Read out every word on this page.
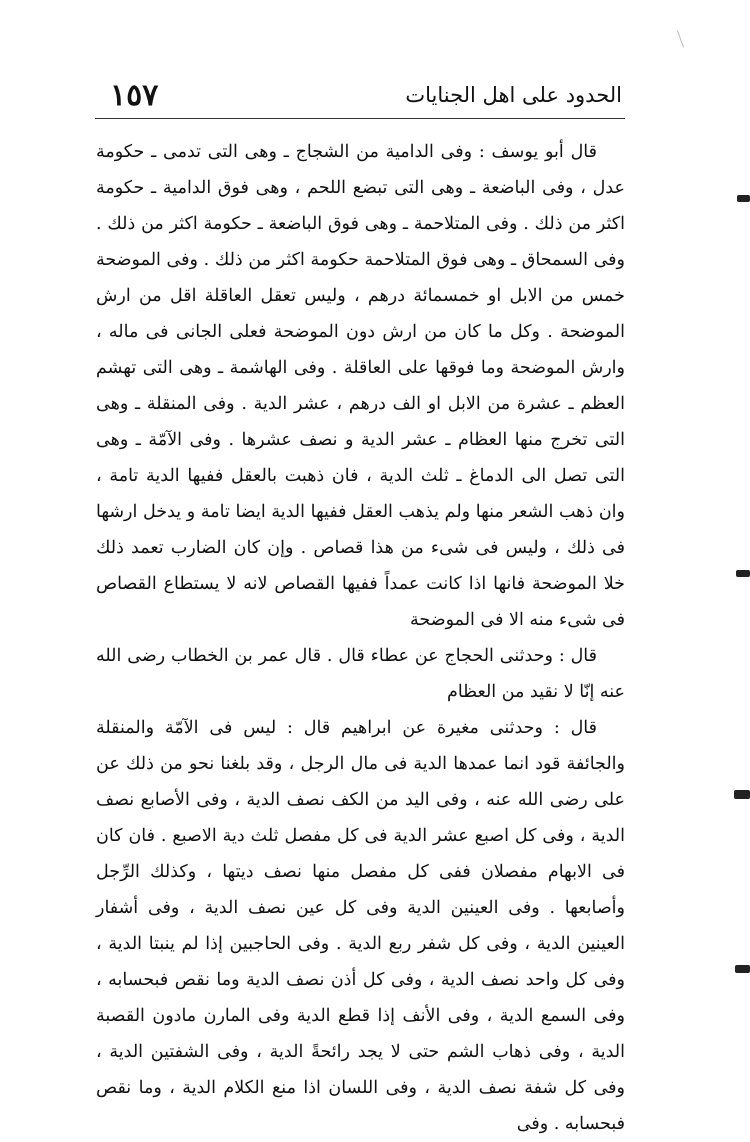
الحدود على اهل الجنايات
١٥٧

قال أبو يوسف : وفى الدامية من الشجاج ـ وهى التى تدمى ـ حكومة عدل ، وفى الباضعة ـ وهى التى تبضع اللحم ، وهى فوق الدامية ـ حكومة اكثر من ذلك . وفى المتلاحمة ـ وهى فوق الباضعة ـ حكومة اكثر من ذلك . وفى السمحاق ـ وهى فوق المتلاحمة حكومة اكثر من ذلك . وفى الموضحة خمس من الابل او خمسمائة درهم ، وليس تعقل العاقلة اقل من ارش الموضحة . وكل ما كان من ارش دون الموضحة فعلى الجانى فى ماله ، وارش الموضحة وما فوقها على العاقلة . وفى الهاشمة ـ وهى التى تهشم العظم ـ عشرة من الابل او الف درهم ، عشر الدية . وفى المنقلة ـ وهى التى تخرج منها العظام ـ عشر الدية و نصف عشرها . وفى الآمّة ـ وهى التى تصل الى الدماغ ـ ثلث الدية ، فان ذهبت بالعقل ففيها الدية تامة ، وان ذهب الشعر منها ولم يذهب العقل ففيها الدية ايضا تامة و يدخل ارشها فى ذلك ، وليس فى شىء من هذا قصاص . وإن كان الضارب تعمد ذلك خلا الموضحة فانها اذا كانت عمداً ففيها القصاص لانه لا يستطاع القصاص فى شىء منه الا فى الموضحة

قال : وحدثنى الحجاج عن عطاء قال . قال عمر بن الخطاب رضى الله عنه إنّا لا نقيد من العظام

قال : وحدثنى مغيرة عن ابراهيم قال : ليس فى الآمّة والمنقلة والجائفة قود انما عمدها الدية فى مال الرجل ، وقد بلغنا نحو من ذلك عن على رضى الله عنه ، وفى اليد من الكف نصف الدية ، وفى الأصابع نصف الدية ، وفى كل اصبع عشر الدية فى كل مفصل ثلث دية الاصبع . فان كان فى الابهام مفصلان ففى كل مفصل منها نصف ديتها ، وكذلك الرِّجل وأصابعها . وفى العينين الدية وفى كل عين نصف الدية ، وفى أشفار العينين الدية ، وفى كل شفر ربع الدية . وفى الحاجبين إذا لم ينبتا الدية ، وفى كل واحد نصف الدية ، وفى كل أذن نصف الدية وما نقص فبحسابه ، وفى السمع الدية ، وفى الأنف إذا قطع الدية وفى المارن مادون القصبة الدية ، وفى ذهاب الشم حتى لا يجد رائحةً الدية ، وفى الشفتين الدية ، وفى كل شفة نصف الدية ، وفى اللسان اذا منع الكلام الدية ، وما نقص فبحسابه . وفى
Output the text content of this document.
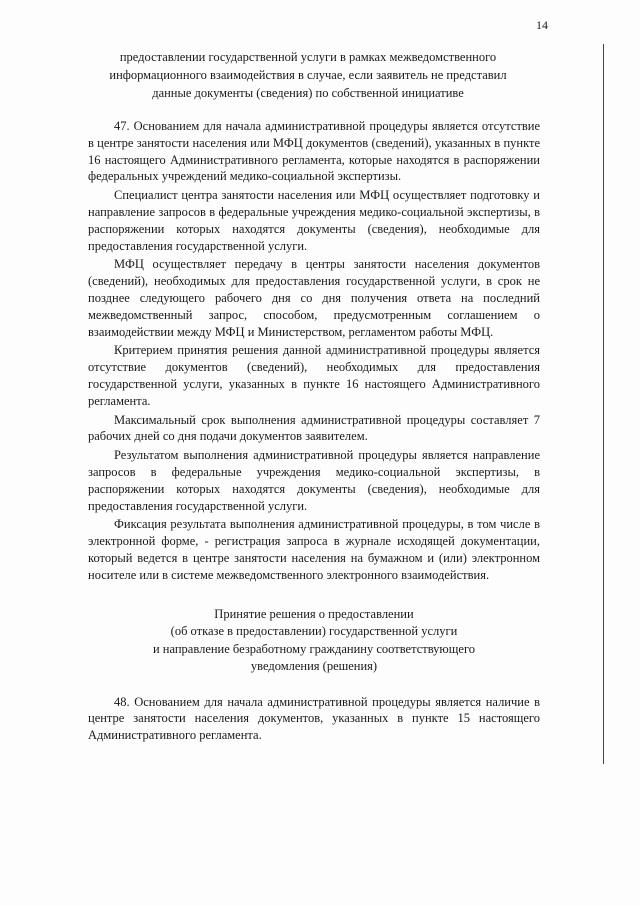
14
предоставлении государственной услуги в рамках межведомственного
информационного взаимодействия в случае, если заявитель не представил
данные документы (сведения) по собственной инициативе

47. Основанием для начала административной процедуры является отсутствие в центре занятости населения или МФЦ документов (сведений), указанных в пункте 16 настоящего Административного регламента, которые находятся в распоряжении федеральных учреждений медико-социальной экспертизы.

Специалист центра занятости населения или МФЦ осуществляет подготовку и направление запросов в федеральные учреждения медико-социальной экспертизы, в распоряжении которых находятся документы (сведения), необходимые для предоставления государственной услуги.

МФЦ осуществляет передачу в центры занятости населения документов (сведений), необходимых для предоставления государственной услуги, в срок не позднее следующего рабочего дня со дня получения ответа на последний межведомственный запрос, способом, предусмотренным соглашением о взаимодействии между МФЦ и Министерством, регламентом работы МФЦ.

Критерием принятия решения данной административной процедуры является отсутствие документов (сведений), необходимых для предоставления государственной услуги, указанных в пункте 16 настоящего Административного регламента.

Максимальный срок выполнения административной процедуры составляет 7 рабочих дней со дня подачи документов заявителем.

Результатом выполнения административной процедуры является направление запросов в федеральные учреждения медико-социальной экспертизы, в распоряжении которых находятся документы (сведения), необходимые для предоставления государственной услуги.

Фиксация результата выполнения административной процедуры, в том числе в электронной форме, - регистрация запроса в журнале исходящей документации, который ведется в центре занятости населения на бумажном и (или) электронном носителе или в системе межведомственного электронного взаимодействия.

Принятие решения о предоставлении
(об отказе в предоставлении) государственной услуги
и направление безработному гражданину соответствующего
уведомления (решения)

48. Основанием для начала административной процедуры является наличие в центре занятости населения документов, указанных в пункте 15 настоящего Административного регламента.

····················

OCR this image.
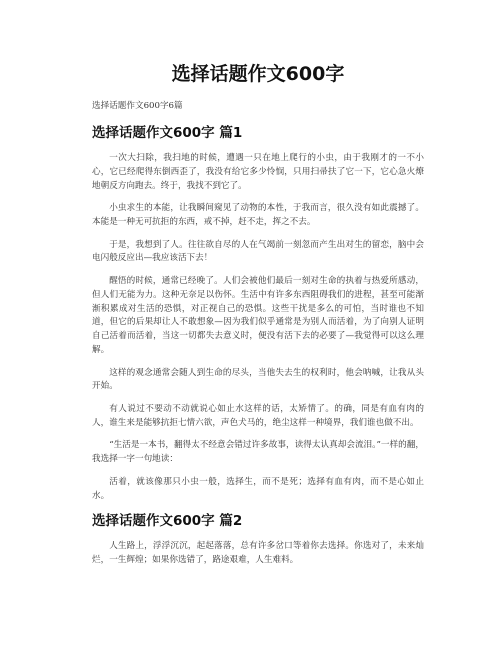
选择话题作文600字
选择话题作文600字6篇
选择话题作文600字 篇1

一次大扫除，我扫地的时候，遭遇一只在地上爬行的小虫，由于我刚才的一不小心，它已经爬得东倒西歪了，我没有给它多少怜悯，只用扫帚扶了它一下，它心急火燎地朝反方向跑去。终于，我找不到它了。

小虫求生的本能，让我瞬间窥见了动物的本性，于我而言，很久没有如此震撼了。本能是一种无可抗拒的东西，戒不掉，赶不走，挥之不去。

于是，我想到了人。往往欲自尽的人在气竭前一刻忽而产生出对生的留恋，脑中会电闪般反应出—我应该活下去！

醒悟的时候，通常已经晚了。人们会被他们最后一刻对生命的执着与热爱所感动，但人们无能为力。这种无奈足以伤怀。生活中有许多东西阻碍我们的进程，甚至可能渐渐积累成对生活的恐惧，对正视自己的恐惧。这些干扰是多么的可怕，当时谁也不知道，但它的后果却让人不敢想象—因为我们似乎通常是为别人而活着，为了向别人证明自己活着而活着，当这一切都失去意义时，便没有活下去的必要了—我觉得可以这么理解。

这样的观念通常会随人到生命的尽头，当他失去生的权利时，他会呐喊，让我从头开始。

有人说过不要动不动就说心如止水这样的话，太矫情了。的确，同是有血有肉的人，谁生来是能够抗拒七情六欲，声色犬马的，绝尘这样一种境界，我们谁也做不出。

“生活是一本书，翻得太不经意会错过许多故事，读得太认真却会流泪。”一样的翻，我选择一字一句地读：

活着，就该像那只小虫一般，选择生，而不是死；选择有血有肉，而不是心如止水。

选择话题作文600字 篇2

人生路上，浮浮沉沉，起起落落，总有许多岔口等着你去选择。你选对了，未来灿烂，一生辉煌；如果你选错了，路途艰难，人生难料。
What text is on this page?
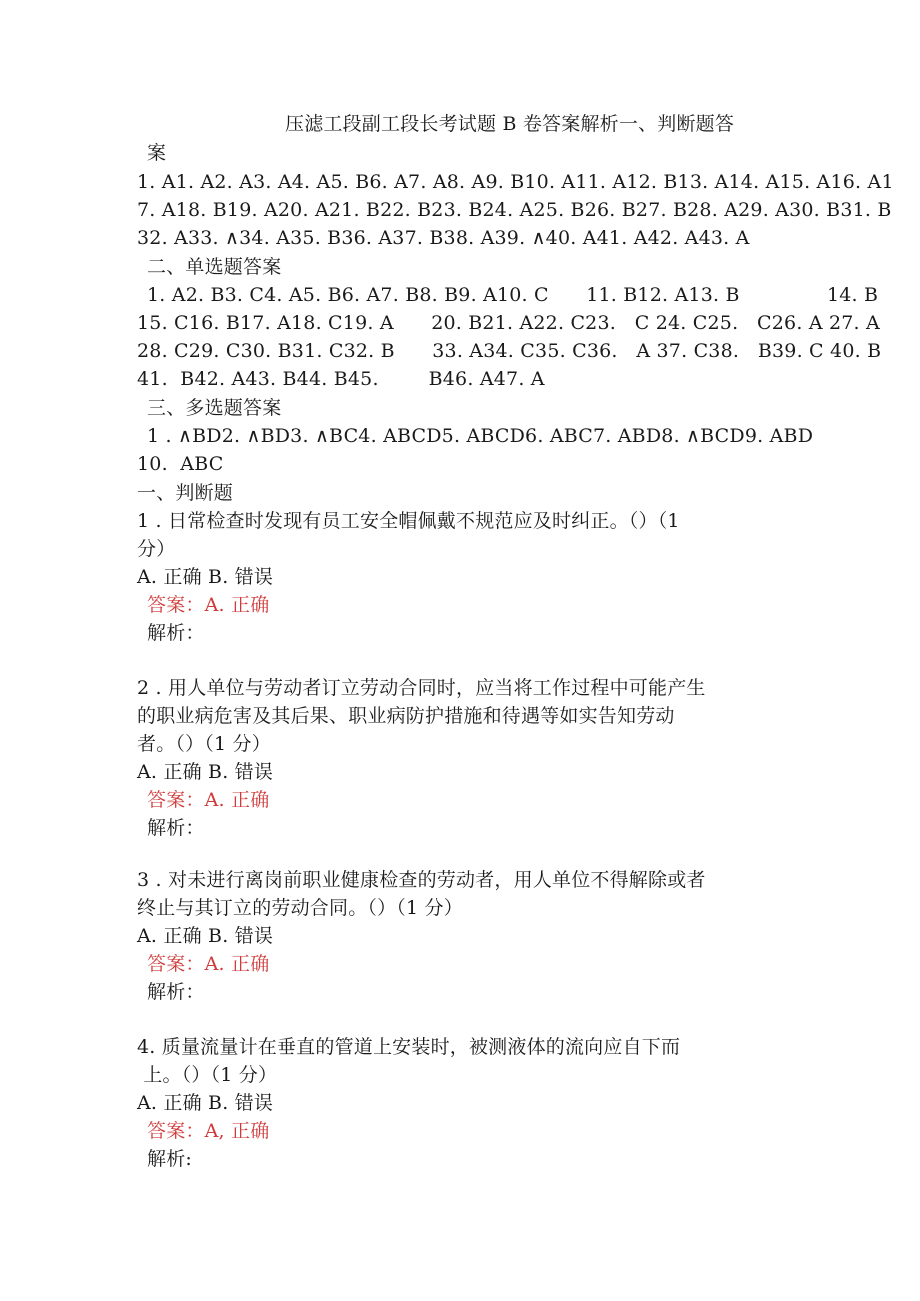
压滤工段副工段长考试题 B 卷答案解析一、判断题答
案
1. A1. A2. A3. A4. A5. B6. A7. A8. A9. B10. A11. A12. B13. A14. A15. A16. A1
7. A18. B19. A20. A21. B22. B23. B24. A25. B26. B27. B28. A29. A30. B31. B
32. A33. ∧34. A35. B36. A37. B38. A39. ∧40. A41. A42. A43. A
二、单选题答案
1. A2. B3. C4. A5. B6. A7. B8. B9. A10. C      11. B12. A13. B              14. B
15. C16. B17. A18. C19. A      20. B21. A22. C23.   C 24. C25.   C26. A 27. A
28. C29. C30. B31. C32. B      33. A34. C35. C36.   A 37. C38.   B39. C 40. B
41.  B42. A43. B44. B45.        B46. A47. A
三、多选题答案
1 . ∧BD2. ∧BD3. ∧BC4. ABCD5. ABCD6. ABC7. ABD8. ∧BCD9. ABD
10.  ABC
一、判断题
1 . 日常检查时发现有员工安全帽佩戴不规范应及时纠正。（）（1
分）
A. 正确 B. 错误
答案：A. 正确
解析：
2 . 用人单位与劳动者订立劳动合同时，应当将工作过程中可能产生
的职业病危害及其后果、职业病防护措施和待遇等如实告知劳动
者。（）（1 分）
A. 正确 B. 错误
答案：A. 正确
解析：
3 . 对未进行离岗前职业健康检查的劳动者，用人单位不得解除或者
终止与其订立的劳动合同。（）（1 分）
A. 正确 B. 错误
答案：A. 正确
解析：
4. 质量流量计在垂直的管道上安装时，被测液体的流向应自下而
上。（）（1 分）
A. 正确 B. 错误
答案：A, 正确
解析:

····················

◆ **Exercise brief**:
Copy out all lines that carry the word "الله".

◆ **Finished task**:
قال : وحدثنى الحجاج عن عطاء قال . قال عمر بن الخطاب رضى الله عنه إنّا لا نقيد من العظام
قال : وحدثنى مغيرة عن ابراهيم قال : ليس فى الآمّة والمنقلة والجائفة قود انما عمدها الدية فى مال الرجل ، وقد بلغنا نحو من ذلك عن على رضى الله عنه ، وفى اليد من الكف نصف الدية ، وفى الأصابع نصف الدية ، وفى كل اصبع عشر الدية فى كل مفصل ثلث دية الاصبع . فان كان فى الابهام مفصلان ففى كل مفصل منها نصف ديتها ، وكذلك الرِّجل وأصابعها . وفى العينين الدية وفى كل عين نصف الدية ، وفى أشفار العينين الدية ، وفى كل شفر ربع الدية . وفى الحاجبين إذا لم ينبتا الدية ، وفى كل واحد نصف الدية ، وفى كل أذن نصف الدية وما نقص فبحسابه ، وفى السمع الدية ، وفى الأنف إذا قطع الدية وفى المارن مادون القصبة الدية ، وفى ذهاب الشم حتى لا يجد رائحةً الدية ، وفى الشفتين الدية ، وفى كل شفة نصف الدية ، وفى اللسان اذا منع الكلام الدية ، وما نقص فبحسابه . وفى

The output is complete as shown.